Figure content listings
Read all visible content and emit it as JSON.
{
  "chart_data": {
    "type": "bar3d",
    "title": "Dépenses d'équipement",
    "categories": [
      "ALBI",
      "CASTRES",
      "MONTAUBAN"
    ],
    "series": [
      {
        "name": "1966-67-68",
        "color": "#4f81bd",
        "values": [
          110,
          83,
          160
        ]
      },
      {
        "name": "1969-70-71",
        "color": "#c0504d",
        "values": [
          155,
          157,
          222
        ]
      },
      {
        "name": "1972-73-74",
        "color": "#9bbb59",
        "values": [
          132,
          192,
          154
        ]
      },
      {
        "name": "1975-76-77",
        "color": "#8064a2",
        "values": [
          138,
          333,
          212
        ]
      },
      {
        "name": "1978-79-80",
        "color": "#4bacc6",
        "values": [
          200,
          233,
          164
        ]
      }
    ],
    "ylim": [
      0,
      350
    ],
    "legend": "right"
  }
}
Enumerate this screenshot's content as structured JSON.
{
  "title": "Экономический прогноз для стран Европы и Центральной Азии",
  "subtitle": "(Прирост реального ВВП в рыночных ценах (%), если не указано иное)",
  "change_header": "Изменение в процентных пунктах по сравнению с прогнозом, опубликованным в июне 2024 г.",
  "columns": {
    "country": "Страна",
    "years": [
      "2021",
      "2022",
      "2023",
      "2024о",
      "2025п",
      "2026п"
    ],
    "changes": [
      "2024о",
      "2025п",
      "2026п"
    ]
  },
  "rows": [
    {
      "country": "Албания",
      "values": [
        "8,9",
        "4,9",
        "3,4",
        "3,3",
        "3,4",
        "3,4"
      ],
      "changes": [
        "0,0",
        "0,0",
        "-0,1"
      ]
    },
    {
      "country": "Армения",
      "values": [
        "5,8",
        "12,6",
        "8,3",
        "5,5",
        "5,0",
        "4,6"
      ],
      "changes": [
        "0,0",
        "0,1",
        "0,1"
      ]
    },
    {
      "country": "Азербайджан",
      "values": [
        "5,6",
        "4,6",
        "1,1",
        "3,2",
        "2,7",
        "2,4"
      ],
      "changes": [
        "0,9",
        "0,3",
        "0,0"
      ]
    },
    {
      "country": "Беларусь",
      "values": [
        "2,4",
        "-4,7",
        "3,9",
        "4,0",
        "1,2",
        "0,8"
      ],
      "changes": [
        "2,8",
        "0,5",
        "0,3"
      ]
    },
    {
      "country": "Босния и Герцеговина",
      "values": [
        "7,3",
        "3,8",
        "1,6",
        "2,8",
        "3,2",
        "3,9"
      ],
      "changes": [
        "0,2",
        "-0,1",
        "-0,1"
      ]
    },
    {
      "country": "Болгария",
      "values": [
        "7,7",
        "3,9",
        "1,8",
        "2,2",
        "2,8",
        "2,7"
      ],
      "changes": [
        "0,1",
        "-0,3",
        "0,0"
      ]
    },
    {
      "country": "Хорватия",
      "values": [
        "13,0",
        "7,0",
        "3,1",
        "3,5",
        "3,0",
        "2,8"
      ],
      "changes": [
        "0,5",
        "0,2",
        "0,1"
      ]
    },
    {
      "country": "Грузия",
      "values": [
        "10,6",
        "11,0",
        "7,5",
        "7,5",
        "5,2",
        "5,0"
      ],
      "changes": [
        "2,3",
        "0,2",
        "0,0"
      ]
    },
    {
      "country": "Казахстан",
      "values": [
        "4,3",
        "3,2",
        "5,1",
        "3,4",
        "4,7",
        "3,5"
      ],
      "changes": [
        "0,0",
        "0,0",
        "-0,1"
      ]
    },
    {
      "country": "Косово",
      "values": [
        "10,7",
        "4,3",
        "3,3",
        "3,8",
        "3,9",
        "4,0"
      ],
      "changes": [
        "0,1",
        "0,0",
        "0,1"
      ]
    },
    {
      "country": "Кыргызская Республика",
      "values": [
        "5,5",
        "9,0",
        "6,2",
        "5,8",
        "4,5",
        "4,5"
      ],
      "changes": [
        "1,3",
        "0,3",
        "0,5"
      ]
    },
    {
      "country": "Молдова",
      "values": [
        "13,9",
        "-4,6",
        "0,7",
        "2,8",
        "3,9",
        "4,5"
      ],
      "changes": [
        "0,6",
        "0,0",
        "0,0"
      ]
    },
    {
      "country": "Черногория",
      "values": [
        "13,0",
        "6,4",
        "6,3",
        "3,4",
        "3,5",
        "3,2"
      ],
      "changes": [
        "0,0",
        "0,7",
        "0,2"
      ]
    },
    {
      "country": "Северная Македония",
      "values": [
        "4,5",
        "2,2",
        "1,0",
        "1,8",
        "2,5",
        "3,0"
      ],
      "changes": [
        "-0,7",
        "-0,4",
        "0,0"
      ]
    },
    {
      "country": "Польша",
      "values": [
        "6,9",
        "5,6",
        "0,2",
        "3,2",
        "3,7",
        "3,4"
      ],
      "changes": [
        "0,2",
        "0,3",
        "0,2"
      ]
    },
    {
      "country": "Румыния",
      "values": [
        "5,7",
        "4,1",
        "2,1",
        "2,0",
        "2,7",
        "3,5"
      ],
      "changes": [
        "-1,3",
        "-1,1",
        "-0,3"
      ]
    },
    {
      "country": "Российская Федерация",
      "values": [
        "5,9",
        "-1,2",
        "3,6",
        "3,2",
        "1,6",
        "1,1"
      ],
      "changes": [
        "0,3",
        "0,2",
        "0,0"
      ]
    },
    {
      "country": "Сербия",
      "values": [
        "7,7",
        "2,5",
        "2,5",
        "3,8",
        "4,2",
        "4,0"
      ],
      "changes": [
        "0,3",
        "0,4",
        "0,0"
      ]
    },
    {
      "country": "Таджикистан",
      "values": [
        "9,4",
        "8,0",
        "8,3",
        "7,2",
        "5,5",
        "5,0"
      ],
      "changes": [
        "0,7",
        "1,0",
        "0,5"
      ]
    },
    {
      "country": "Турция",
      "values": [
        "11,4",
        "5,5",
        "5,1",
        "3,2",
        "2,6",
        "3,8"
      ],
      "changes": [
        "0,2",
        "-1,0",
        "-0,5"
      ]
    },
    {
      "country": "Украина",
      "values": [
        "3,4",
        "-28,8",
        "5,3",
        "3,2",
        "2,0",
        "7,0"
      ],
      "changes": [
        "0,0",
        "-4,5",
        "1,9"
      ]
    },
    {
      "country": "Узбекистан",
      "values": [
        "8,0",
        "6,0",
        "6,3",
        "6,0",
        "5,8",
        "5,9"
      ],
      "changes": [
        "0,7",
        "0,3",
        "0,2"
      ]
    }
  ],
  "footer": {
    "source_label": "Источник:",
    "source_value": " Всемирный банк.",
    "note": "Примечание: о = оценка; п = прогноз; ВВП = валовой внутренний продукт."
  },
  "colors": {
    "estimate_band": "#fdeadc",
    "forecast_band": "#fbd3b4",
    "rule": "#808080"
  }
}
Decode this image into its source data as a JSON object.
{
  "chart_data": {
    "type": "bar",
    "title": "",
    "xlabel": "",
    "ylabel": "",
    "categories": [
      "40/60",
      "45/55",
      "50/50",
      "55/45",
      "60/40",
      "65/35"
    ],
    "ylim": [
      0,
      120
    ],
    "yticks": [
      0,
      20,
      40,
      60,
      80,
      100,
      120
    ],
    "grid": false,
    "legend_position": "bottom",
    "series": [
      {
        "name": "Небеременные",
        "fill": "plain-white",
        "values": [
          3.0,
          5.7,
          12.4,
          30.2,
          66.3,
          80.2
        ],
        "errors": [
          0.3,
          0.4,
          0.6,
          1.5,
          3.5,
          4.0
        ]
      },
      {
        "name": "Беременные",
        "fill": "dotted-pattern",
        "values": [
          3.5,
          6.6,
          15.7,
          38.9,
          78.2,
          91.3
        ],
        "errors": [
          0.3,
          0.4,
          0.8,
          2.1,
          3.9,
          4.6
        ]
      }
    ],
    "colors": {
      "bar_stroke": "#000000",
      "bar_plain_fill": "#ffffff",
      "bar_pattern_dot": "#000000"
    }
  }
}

Requirement
Give the number of lines that hold the word "name" in these records, with nothing added.

Answer to this exercise
7